# WHAT TO DO:
What lines of the data include the string "JSON"? Copy them all.

━━━

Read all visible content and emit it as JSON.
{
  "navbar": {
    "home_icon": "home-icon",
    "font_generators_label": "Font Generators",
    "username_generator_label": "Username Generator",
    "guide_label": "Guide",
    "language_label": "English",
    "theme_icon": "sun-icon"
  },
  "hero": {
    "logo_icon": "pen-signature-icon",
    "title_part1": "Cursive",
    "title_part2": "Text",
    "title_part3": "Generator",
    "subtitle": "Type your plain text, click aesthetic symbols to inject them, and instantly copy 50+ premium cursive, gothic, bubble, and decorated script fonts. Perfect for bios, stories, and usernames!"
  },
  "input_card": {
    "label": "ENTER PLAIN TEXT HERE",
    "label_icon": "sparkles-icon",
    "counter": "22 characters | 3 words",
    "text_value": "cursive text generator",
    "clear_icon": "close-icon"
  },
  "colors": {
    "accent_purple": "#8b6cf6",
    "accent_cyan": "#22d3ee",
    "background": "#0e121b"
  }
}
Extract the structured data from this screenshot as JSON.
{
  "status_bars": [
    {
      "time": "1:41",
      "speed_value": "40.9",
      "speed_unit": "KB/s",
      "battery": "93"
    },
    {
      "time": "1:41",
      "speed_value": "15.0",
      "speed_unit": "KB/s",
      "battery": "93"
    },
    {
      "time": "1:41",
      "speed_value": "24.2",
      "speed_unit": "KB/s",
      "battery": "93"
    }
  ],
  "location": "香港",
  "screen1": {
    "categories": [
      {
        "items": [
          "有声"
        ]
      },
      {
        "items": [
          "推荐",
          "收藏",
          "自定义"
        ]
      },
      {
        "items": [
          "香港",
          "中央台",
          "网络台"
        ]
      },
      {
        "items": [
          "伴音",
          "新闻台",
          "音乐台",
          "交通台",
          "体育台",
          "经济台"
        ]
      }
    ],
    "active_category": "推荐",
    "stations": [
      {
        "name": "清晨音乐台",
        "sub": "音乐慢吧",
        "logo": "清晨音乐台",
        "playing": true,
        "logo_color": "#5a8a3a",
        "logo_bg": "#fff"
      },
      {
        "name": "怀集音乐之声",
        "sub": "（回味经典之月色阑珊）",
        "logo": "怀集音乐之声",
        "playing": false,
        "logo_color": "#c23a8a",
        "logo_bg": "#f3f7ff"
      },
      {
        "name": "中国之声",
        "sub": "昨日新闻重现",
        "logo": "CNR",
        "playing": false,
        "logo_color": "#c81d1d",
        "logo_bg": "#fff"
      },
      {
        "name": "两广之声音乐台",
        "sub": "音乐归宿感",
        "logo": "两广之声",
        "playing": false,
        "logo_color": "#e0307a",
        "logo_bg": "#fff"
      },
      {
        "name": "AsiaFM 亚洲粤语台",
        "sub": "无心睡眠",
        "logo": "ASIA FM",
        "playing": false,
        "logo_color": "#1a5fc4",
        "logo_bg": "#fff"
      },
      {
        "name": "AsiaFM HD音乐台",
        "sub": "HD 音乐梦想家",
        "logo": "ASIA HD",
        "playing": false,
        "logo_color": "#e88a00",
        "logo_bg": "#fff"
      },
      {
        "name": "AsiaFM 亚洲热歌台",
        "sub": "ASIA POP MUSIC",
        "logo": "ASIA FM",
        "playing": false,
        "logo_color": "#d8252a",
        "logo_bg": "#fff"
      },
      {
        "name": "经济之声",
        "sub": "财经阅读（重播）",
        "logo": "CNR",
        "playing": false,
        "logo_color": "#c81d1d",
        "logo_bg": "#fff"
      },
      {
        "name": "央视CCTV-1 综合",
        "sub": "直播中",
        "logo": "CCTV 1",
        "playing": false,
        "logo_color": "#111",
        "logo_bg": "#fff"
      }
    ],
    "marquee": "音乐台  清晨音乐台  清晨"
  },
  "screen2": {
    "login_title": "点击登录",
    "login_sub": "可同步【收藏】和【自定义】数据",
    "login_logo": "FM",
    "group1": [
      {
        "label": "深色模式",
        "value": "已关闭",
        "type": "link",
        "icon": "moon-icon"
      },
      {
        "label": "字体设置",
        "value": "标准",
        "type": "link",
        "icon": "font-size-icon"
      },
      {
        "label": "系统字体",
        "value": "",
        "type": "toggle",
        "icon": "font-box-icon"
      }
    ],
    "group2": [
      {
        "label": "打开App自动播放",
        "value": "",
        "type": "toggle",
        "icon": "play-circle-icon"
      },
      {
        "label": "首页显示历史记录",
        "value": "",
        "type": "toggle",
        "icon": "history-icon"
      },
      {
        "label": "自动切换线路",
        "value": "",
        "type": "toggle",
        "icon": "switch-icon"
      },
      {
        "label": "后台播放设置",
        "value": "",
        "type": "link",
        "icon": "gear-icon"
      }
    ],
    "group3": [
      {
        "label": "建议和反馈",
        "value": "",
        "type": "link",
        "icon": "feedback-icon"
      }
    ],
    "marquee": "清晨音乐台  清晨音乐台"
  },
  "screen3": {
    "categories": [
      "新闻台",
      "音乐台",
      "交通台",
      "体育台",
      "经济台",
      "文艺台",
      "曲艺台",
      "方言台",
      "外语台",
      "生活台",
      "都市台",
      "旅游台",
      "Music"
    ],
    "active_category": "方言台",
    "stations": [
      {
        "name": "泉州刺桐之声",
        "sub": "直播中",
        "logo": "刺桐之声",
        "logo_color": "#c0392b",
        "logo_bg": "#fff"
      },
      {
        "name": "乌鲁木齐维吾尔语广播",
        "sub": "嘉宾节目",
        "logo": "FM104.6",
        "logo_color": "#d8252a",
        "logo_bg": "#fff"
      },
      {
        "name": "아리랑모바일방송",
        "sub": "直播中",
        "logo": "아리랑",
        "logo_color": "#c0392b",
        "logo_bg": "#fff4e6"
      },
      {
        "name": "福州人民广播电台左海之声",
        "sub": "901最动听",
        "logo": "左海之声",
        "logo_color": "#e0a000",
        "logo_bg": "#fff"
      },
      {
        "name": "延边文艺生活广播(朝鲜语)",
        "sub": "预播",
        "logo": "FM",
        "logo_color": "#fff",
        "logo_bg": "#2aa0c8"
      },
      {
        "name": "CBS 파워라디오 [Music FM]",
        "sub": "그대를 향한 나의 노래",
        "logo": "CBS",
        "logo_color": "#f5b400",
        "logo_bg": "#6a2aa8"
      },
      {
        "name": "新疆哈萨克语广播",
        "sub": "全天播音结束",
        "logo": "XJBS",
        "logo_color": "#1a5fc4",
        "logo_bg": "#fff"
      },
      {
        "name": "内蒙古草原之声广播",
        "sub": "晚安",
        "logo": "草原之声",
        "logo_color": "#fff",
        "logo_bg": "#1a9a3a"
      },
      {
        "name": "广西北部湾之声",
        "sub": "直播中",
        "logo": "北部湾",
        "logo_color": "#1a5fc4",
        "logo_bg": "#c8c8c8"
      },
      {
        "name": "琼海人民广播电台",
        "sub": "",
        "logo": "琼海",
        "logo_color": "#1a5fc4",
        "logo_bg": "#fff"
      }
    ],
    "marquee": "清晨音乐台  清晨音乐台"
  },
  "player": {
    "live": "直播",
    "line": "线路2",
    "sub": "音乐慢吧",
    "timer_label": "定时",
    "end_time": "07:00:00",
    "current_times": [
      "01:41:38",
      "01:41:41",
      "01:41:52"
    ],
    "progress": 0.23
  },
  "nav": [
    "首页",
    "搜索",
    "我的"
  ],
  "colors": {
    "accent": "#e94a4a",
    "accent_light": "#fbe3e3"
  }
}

━━━

# TASK SOLUTION:
Read all visible content and emit it as JSON.
Extract the structured data from this screenshot as JSON.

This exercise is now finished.